To do — Please pull out every line that includes the string "JSON".

Items —
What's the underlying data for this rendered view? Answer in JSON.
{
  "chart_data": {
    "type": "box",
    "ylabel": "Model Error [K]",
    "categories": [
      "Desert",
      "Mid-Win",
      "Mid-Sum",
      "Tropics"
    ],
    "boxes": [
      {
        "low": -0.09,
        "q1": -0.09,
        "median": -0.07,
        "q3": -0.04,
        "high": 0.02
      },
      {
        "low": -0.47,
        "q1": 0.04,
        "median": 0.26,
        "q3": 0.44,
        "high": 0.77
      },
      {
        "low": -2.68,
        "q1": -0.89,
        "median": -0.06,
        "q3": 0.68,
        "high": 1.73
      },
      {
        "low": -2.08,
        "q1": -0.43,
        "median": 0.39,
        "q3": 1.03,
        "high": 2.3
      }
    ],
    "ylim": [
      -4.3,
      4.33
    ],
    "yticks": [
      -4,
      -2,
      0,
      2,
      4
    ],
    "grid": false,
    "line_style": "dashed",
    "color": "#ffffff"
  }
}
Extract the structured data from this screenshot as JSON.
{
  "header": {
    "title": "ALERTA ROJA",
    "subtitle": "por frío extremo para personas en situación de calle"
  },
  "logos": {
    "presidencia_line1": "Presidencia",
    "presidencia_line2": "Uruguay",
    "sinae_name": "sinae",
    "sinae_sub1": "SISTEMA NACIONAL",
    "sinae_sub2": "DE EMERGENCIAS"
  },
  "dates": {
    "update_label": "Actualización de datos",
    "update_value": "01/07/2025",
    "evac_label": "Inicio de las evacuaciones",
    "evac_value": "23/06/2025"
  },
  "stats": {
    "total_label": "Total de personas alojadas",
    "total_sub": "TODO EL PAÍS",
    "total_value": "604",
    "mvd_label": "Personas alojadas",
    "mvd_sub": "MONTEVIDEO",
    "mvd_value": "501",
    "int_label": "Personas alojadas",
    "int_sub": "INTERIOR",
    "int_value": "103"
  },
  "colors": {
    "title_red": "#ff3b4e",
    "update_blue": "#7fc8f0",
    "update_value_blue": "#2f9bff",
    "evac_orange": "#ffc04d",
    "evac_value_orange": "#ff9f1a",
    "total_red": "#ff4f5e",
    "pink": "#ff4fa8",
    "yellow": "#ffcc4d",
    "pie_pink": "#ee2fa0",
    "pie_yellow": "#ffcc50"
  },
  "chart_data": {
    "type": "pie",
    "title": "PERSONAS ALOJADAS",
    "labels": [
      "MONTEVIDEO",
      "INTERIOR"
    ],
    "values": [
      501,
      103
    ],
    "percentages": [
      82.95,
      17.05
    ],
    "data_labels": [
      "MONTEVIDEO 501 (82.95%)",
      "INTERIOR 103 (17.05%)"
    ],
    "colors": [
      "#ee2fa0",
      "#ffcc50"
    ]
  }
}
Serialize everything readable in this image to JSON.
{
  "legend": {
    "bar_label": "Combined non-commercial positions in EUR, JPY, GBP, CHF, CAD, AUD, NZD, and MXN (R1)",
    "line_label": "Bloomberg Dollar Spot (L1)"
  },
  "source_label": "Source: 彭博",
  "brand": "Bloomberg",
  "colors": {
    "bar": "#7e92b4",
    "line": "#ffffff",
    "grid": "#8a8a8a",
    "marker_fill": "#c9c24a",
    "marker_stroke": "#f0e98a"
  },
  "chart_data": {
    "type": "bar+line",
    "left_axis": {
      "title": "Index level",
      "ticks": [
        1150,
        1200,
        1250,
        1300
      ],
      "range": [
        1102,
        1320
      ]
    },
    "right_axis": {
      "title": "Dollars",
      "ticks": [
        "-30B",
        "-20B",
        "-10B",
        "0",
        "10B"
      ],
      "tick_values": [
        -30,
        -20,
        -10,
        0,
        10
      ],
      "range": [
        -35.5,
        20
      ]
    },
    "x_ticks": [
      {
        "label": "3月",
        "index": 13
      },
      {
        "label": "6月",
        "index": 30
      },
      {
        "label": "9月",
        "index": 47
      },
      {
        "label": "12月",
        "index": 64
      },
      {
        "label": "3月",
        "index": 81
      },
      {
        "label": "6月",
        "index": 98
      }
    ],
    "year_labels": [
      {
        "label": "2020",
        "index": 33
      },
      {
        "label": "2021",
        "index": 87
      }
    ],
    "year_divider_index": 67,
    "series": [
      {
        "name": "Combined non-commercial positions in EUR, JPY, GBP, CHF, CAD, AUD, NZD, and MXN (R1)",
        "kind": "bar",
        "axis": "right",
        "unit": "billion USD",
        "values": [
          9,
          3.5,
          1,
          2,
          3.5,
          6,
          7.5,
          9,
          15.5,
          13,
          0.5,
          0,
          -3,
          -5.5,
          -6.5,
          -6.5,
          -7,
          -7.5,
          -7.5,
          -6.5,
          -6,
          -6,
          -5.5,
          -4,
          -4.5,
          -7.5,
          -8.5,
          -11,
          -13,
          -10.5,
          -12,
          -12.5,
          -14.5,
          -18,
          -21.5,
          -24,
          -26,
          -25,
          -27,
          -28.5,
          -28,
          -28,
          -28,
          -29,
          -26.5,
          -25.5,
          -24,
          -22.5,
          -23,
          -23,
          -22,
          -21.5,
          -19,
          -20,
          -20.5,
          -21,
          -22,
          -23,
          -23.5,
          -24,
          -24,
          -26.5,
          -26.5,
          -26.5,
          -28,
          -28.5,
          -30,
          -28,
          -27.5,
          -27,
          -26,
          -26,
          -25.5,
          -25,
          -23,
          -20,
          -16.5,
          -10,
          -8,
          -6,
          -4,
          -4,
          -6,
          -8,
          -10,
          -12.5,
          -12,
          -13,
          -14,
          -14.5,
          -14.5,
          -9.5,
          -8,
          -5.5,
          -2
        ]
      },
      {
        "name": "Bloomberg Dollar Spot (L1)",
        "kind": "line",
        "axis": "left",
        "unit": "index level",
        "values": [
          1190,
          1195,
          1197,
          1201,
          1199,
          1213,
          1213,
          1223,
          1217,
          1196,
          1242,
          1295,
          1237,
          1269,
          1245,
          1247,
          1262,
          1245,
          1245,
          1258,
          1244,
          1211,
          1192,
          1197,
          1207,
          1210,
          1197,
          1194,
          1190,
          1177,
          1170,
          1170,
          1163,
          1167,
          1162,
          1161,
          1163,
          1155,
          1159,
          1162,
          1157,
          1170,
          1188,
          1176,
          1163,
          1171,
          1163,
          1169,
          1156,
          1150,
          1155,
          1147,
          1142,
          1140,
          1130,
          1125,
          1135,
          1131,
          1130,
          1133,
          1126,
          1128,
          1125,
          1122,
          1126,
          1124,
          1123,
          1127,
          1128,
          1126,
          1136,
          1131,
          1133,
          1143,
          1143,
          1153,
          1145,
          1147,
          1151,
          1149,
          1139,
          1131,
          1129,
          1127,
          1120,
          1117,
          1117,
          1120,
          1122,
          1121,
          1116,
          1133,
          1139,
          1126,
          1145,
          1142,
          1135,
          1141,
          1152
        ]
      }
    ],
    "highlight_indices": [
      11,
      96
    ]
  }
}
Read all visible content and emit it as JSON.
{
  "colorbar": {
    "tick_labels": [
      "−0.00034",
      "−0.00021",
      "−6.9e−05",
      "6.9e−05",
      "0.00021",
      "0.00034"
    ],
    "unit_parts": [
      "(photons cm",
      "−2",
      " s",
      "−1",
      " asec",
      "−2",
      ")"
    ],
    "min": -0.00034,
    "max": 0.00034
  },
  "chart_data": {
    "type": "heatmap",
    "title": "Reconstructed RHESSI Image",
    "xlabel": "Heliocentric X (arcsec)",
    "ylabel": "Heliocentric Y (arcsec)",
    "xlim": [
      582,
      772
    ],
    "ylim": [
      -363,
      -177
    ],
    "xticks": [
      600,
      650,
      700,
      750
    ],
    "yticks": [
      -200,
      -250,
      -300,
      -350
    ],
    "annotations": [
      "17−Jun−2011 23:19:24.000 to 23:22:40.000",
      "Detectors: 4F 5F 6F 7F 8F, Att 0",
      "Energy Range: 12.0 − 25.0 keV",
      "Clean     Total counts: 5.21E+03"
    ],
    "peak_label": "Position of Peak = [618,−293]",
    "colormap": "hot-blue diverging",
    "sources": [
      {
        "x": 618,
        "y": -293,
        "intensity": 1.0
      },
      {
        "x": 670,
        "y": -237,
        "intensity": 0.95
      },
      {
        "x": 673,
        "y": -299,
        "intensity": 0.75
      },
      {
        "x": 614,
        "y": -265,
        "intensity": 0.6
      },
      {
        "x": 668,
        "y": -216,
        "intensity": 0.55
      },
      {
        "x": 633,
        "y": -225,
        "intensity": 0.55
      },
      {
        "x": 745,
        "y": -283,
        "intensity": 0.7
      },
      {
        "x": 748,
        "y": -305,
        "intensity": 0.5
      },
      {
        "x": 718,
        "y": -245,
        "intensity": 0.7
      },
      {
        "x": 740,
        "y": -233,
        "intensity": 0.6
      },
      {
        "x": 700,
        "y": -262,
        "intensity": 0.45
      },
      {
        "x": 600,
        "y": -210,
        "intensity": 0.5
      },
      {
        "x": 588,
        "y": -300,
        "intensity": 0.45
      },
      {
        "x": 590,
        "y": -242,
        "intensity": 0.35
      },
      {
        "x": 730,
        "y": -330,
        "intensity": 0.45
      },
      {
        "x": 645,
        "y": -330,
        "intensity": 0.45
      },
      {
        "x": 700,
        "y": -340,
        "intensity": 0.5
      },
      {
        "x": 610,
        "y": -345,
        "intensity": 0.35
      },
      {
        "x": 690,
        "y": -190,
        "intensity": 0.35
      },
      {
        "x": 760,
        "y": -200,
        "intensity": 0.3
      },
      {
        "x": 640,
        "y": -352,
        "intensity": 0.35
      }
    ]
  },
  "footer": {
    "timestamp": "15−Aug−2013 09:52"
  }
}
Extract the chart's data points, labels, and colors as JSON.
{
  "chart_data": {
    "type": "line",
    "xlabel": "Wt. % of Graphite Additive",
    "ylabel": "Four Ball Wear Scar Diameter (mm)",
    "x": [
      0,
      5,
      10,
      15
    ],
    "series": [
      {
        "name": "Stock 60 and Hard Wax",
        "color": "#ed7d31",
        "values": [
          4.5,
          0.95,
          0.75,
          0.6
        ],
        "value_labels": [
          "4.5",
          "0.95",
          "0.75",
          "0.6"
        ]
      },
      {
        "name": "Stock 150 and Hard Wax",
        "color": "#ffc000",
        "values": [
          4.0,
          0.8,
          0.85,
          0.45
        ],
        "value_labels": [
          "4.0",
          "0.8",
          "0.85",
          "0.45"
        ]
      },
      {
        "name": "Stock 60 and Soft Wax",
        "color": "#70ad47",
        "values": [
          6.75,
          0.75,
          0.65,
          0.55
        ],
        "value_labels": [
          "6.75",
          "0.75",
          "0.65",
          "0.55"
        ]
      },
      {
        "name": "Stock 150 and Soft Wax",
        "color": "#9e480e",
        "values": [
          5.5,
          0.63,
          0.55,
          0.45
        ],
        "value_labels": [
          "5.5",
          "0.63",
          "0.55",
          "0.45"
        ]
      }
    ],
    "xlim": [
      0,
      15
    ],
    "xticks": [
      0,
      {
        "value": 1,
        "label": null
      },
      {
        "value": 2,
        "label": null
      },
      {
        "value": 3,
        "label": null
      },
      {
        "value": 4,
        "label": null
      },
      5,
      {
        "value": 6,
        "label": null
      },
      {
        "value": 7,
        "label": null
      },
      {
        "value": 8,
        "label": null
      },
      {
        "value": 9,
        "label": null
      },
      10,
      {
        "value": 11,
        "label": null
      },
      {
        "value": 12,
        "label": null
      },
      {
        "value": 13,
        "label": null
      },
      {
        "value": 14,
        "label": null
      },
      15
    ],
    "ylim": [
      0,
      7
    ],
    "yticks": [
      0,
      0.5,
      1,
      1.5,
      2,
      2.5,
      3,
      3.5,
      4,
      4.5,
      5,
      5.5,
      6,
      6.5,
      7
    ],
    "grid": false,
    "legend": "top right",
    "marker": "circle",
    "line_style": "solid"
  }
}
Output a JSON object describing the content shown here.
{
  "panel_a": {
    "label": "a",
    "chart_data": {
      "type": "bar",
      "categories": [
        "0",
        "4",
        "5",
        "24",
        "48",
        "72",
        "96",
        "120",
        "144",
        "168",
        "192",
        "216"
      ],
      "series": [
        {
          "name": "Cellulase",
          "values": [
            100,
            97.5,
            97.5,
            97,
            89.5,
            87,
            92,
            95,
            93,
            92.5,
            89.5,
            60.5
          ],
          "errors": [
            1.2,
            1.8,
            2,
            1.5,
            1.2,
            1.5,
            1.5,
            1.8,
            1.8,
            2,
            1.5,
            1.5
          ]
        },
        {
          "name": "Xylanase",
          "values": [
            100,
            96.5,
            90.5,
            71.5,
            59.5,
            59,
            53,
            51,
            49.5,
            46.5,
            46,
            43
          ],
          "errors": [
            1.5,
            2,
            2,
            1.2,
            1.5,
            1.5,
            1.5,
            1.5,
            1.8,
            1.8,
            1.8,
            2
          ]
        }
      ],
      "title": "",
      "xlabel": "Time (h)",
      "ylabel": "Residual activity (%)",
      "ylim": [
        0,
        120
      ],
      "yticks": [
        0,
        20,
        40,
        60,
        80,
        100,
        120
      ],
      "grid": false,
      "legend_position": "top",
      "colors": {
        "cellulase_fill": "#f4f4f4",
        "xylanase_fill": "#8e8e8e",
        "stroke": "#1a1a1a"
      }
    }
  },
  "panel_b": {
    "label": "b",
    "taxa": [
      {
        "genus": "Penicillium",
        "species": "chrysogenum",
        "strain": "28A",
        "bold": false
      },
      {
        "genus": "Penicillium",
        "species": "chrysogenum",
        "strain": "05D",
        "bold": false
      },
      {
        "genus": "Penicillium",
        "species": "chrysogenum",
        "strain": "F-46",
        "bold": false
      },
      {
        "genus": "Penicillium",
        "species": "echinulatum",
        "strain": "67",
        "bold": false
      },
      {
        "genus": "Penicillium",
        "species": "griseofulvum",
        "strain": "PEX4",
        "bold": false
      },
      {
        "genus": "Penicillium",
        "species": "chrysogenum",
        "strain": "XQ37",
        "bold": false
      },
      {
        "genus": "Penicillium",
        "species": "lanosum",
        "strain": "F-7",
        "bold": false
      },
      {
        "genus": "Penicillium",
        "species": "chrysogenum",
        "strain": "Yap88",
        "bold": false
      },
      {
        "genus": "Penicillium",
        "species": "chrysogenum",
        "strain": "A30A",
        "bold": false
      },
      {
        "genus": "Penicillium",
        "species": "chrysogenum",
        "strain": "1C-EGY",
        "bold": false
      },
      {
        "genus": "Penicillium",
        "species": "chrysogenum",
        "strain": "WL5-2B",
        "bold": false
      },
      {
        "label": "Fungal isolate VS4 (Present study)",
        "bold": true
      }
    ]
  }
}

Result of the task —
What's the underlying data for this rendered view? Answer in JSON.
Extract the structured data from this screenshot as JSON.
Serialize everything readable in this image to JSON.
Read all visible content and emit it as JSON.
Extract the chart's data points, labels, and colors as JSON.
Output a JSON object describing the content shown here.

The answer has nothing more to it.